INSTRUCTIONS FOR THE TASK:
Pick out each line containing the string "value".
[START]
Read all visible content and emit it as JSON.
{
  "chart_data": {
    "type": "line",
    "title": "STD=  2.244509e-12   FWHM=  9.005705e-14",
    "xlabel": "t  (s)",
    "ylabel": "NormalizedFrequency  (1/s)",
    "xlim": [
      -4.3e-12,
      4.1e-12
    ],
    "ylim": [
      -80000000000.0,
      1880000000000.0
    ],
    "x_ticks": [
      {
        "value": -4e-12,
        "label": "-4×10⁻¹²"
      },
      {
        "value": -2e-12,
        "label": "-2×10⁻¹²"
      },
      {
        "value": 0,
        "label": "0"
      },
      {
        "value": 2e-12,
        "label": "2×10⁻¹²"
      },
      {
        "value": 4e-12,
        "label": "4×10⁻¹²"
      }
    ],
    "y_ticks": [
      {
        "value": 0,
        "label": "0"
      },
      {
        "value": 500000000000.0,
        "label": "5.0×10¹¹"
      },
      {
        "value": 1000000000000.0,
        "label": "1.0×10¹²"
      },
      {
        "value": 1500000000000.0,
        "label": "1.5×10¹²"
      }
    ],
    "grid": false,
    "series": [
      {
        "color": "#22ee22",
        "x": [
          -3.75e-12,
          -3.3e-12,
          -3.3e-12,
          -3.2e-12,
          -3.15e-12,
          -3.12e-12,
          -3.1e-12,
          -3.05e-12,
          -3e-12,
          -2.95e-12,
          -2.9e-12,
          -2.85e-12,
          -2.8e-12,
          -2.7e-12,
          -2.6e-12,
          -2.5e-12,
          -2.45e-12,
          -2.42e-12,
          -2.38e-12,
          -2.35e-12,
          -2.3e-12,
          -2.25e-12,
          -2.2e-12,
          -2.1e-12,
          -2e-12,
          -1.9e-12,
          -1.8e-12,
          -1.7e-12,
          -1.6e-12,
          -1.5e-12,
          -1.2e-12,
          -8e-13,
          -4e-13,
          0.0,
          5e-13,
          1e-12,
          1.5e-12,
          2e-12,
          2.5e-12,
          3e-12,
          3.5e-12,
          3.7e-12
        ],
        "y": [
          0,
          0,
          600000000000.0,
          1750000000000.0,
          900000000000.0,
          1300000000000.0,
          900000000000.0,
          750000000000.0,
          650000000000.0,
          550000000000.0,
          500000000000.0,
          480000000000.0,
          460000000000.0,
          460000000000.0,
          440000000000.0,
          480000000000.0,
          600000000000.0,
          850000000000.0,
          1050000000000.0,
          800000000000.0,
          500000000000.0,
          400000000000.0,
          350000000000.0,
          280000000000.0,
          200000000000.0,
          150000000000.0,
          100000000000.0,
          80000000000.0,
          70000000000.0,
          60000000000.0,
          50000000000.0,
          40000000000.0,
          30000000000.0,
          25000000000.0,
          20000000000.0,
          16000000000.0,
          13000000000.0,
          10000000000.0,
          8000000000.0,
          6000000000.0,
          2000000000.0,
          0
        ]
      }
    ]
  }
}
[END]
IN RESPONSE:
        "value": -4e-12,
        "value": -2e-12,
        "value": 0,
        "value": 2e-12,
        "value": 4e-12,
        "value": 0,
        "value": 500000000000.0,
        "value": 1000000000000.0,
        "value": 1500000000000.0,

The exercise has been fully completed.